RECORDS FOR THE TASK —
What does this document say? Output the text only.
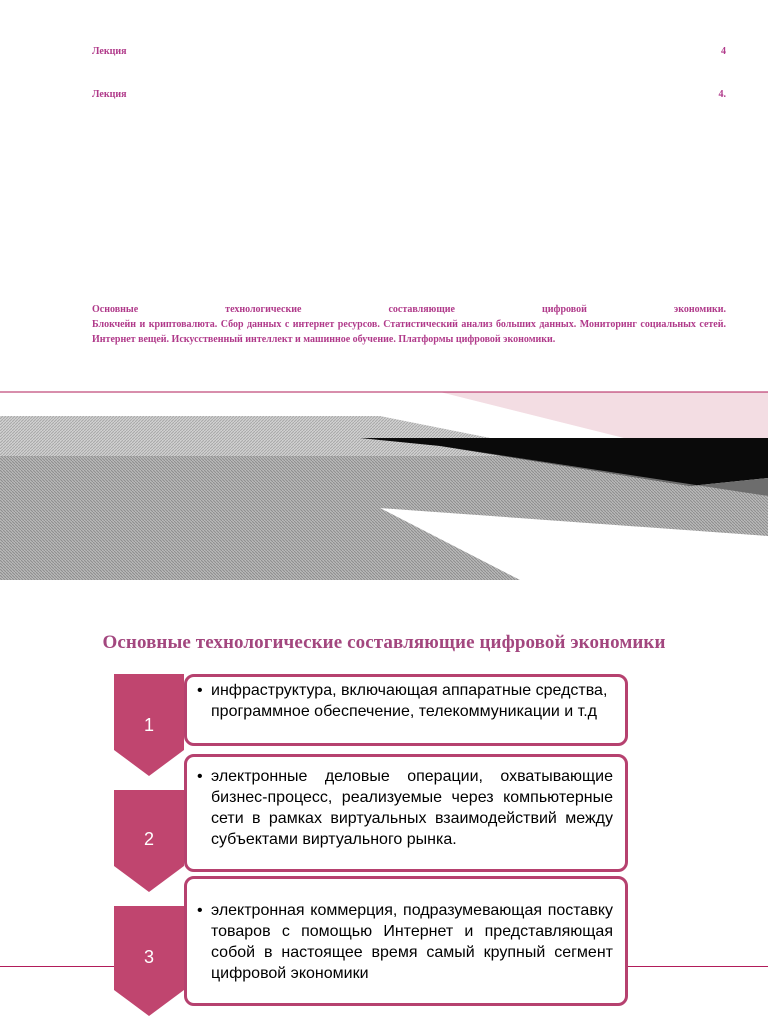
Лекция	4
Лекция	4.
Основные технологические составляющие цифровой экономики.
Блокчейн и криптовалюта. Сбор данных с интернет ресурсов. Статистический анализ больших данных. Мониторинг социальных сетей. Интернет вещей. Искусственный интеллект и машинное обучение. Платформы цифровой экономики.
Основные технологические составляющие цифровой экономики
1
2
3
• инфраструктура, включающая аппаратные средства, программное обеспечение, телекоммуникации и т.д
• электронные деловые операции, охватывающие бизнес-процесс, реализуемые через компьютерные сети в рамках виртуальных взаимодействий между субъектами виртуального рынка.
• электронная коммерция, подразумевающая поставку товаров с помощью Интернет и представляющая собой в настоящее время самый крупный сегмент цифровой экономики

CHALLENGE — Please list every line of the records that contains "составляющие".

RESULT —
Основные технологические составляющие цифровой экономики.
Основные технологические составляющие цифровой экономики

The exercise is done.